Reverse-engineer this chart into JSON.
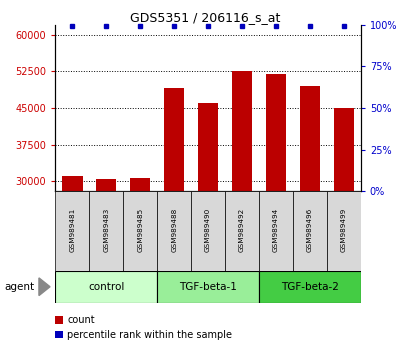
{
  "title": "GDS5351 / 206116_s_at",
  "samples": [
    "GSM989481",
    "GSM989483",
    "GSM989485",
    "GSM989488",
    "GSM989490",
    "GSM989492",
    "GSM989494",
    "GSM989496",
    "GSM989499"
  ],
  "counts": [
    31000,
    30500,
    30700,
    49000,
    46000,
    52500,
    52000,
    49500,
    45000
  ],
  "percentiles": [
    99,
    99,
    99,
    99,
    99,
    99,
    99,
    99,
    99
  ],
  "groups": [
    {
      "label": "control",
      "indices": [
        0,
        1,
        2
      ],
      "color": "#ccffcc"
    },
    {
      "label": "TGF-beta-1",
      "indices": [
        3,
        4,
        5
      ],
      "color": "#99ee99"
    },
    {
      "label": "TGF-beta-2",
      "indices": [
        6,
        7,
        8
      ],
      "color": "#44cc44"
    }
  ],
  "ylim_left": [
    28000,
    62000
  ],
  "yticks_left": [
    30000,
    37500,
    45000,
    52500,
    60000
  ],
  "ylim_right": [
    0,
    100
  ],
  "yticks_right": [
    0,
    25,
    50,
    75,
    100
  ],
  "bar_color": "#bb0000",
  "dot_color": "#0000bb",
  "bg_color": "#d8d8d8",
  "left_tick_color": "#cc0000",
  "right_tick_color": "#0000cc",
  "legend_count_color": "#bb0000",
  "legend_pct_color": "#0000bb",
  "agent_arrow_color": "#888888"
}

====

Using the listing above, locate the lines that hold "label" and copy each one.

[Task answer]:
      "label": "control",
      "label": "TGF-beta-1",
      "label": "TGF-beta-2",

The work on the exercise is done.